* _What you will do_:
Restate the entries word for word, omitting nothing.

Dataset rows about figures
↓↓↓

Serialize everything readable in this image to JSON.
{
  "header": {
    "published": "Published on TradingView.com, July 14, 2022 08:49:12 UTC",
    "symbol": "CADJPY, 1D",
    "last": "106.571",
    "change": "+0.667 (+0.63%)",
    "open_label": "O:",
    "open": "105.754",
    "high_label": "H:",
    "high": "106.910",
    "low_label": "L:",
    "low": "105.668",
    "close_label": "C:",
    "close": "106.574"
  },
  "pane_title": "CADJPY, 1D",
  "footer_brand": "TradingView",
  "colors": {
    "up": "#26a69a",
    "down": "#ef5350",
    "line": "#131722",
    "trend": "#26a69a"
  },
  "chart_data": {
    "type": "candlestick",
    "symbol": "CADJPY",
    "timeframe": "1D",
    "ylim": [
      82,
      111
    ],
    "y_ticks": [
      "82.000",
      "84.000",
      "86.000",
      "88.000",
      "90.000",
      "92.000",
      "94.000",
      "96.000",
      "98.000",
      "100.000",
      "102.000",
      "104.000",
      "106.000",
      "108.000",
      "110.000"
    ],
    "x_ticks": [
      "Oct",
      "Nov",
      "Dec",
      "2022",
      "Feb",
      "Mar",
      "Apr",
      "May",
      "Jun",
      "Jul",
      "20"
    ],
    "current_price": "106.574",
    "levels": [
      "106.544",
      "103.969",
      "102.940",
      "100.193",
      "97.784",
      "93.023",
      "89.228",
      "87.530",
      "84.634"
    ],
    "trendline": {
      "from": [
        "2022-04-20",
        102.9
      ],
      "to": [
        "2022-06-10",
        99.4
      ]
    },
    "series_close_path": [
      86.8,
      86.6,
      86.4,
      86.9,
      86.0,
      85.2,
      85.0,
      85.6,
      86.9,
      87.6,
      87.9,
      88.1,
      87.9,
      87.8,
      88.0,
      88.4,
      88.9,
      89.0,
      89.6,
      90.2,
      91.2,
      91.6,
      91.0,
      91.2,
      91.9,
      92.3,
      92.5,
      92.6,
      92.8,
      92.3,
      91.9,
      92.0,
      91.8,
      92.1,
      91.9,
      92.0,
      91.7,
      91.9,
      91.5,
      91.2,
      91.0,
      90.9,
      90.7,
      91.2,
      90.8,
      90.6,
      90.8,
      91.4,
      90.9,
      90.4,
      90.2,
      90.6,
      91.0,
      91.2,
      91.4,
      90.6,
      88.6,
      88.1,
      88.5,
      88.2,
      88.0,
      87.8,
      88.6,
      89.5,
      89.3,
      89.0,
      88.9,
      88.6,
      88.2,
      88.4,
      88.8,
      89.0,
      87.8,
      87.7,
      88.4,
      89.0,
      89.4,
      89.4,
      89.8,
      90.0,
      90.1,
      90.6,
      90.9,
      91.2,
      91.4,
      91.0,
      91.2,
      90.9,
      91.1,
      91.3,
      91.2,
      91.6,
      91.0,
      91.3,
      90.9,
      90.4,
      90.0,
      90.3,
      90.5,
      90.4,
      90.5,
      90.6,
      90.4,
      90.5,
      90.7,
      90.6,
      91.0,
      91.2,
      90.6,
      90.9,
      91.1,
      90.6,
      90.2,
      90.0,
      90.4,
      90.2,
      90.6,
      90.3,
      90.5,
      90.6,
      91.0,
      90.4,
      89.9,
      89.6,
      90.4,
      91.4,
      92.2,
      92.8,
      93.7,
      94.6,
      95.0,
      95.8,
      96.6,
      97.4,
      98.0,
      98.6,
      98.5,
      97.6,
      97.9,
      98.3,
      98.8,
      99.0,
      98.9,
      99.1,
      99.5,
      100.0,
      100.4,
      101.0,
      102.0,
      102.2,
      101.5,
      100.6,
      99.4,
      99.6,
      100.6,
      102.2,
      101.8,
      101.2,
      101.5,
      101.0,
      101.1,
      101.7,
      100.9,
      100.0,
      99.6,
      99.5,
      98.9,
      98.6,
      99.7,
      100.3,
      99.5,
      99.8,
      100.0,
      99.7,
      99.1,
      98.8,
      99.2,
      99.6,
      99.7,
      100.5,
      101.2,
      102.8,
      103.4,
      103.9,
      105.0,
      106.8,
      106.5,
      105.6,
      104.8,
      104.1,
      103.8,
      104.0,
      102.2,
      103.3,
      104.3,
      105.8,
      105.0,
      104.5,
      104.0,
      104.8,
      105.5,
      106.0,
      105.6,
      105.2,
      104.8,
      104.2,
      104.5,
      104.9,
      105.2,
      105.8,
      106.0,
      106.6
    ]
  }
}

↑↑↑

* _Written response_:
Serialize everything readable in this image to JSON.
{
  "header": {
    "published": "Published on TradingView.com, July 14, 2022 08:49:12 UTC",
    "symbol": "CADJPY, 1D",
    "last": "106.571",
    "change": "+0.667 (+0.63%)",
    "open_label": "O:",
    "open": "105.754",
    "high_label": "H:",
    "high": "106.910",
    "low_label": "L:",
    "low": "105.668",
    "close_label": "C:",
    "close": "106.574"
  },
  "pane_title": "CADJPY, 1D",
  "footer_brand": "TradingView",
  "colors": {
    "up": "#26a69a",
    "down": "#ef5350",
    "line": "#131722",
    "trend": "#26a69a"
  },
  "chart_data": {
    "type": "candlestick",
    "symbol": "CADJPY",
    "timeframe": "1D",
    "ylim": [
      82,
      111
    ],
    "y_ticks": [
      "82.000",
      "84.000",
      "86.000",
      "88.000",
      "90.000",
      "92.000",
      "94.000",
      "96.000",
      "98.000",
      "100.000",
      "102.000",
      "104.000",
      "106.000",
      "108.000",
      "110.000"
    ],
    "x_ticks": [
      "Oct",
      "Nov",
      "Dec",
      "2022",
      "Feb",
      "Mar",
      "Apr",
      "May",
      "Jun",
      "Jul",
      "20"
    ],
    "current_price": "106.574",
    "levels": [
      "106.544",
      "103.969",
      "102.940",
      "100.193",
      "97.784",
      "93.023",
      "89.228",
      "87.530",
      "84.634"
    ],
    "trendline": {
      "from": [
        "2022-04-20",
        102.9
      ],
      "to": [
        "2022-06-10",
        99.4
      ]
    },
    "series_close_path": [
      86.8,
      86.6,
      86.4,
      86.9,
      86.0,
      85.2,
      85.0,
      85.6,
      86.9,
      87.6,
      87.9,
      88.1,
      87.9,
      87.8,
      88.0,
      88.4,
      88.9,
      89.0,
      89.6,
      90.2,
      91.2,
      91.6,
      91.0,
      91.2,
      91.9,
      92.3,
      92.5,
      92.6,
      92.8,
      92.3,
      91.9,
      92.0,
      91.8,
      92.1,
      91.9,
      92.0,
      91.7,
      91.9,
      91.5,
      91.2,
      91.0,
      90.9,
      90.7,
      91.2,
      90.8,
      90.6,
      90.8,
      91.4,
      90.9,
      90.4,
      90.2,
      90.6,
      91.0,
      91.2,
      91.4,
      90.6,
      88.6,
      88.1,
      88.5,
      88.2,
      88.0,
      87.8,
      88.6,
      89.5,
      89.3,
      89.0,
      88.9,
      88.6,
      88.2,
      88.4,
      88.8,
      89.0,
      87.8,
      87.7,
      88.4,
      89.0,
      89.4,
      89.4,
      89.8,
      90.0,
      90.1,
      90.6,
      90.9,
      91.2,
      91.4,
      91.0,
      91.2,
      90.9,
      91.1,
      91.3,
      91.2,
      91.6,
      91.0,
      91.3,
      90.9,
      90.4,
      90.0,
      90.3,
      90.5,
      90.4,
      90.5,
      90.6,
      90.4,
      90.5,
      90.7,
      90.6,
      91.0,
      91.2,
      90.6,
      90.9,
      91.1,
      90.6,
      90.2,
      90.0,
      90.4,
      90.2,
      90.6,
      90.3,
      90.5,
      90.6,
      91.0,
      90.4,
      89.9,
      89.6,
      90.4,
      91.4,
      92.2,
      92.8,
      93.7,
      94.6,
      95.0,
      95.8,
      96.6,
      97.4,
      98.0,
      98.6,
      98.5,
      97.6,
      97.9,
      98.3,
      98.8,
      99.0,
      98.9,
      99.1,
      99.5,
      100.0,
      100.4,
      101.0,
      102.0,
      102.2,
      101.5,
      100.6,
      99.4,
      99.6,
      100.6,
      102.2,
      101.8,
      101.2,
      101.5,
      101.0,
      101.1,
      101.7,
      100.9,
      100.0,
      99.6,
      99.5,
      98.9,
      98.6,
      99.7,
      100.3,
      99.5,
      99.8,
      100.0,
      99.7,
      99.1,
      98.8,
      99.2,
      99.6,
      99.7,
      100.5,
      101.2,
      102.8,
      103.4,
      103.9,
      105.0,
      106.8,
      106.5,
      105.6,
      104.8,
      104.1,
      103.8,
      104.0,
      102.2,
      103.3,
      104.3,
      105.8,
      105.0,
      104.5,
      104.0,
      104.8,
      105.5,
      106.0,
      105.6,
      105.2,
      104.8,
      104.2,
      104.5,
      104.9,
      105.2,
      105.8,
      106.0,
      106.6
    ]
  }
}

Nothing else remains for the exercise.